──────── Supplied data ────────

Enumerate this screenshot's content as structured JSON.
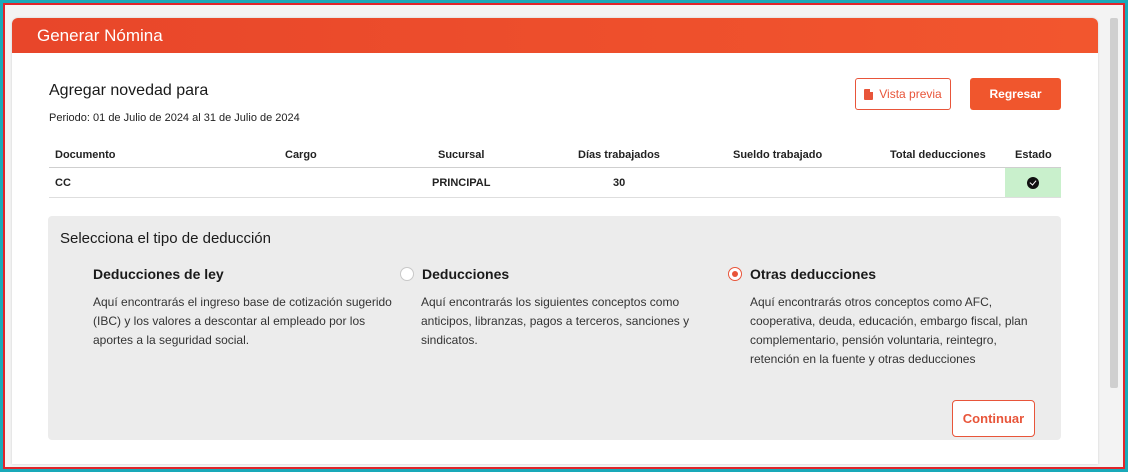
{
  "header": {
    "title": "Generar Nómina"
  },
  "novedad": {
    "title": "Agregar novedad para",
    "period": "Periodo: 01 de Julio de 2024 al 31 de Julio de 2024"
  },
  "actions": {
    "preview_label": "Vista previa",
    "back_label": "Regresar"
  },
  "table": {
    "columns": [
      "Documento",
      "Cargo",
      "Sucursal",
      "Días trabajados",
      "Sueldo trabajado",
      "Total deducciones",
      "Estado"
    ],
    "rows": [
      {
        "documento": "CC",
        "cargo": "",
        "sucursal": "PRINCIPAL",
        "dias": "30",
        "sueldo": "",
        "total": "",
        "estado": "check-circle-icon"
      }
    ]
  },
  "deduction": {
    "title": "Selecciona el tipo de deducción",
    "options": [
      {
        "label": "Deducciones de ley",
        "desc": "Aquí encontrarás el ingreso base de cotización sugerido (IBC) y los valores a descontar al empleado por los aportes a la seguridad social.",
        "selected": false
      },
      {
        "label": "Deducciones",
        "desc": "Aquí encontrarás los siguientes conceptos como anticipos, libranzas, pagos a terceros, sanciones y sindicatos.",
        "selected": false
      },
      {
        "label": "Otras deducciones",
        "desc": "Aquí encontrarás otros conceptos como AFC, cooperativa, deuda, educación, embargo fiscal, plan complementario, pensión voluntaria, reintegro, retención en la fuente y otras deducciones",
        "selected": true
      }
    ],
    "continue_label": "Continuar"
  },
  "colors": {
    "accent": "#f0562d",
    "frame": "#19a9b9",
    "success_bg": "#c9f0cc"
  }
}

────────

*Your task*: Copy all lines from the material that include "title".

*The output*:
    "title": "Generar Nómina"
    "title": "Agregar novedad para",
    "title": "Selecciona el tipo de deducción",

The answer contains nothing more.